▶ [EXERCISE DETAILS] Locate each line containing the string "color" and copy it out.

▶ [DATA SHOWN]
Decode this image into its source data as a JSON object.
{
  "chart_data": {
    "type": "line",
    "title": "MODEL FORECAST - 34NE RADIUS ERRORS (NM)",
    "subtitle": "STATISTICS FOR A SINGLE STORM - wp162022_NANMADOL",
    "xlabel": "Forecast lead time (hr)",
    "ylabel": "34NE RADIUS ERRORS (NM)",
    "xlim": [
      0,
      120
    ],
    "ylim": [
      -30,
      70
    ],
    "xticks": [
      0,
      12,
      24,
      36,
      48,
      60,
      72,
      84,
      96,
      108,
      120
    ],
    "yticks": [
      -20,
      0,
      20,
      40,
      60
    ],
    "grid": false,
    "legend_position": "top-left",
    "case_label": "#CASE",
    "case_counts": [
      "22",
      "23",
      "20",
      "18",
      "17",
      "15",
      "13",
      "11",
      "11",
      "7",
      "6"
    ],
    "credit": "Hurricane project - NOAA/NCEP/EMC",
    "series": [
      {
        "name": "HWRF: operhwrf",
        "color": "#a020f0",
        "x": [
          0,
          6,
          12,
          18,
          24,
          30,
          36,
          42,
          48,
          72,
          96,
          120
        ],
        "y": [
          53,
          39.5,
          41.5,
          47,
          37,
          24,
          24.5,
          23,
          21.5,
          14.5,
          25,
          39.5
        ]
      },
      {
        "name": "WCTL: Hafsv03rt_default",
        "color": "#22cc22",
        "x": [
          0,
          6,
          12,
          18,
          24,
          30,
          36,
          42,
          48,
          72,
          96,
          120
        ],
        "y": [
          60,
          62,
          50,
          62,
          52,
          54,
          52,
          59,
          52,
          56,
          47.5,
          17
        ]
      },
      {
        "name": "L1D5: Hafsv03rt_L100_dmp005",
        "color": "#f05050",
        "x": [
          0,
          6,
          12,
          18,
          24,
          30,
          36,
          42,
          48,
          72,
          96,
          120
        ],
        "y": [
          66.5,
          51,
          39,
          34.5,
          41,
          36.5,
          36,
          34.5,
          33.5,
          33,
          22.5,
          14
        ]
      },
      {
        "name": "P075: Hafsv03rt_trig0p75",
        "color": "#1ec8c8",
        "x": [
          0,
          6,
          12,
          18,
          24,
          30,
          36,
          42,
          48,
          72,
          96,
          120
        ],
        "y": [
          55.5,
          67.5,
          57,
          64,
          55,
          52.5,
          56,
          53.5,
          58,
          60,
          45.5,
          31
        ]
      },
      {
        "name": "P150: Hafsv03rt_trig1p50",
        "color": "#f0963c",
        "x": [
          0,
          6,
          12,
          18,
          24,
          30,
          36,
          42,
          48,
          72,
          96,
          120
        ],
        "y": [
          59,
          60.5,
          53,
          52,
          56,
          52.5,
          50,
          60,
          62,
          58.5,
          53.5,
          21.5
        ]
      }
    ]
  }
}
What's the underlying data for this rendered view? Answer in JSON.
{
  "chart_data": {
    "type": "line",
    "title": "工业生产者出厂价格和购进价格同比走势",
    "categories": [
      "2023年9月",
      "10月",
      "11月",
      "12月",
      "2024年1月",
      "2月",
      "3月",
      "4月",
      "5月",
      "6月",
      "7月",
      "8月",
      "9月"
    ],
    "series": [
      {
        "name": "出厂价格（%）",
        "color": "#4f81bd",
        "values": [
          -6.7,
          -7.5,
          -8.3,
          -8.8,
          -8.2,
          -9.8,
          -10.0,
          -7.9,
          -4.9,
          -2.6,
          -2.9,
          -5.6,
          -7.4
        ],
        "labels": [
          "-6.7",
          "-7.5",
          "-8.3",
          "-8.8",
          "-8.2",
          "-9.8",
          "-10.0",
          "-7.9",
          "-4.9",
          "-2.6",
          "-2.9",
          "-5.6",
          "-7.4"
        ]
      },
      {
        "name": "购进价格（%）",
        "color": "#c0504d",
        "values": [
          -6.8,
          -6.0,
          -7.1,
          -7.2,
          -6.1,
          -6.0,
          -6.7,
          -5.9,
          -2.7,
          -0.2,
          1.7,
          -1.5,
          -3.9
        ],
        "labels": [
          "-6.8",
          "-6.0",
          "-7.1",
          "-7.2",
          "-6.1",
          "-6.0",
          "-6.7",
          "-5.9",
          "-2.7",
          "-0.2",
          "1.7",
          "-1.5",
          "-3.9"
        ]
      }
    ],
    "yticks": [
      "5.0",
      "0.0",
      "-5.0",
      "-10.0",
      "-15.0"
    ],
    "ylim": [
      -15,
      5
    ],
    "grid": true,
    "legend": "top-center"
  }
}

▶ [TASK RESULT]
        "color": "#a020f0",
        "color": "#22cc22",
        "color": "#f05050",
        "color": "#1ec8c8",
        "color": "#f0963c",
        "color": "#4f81bd",
        "color": "#c0504d",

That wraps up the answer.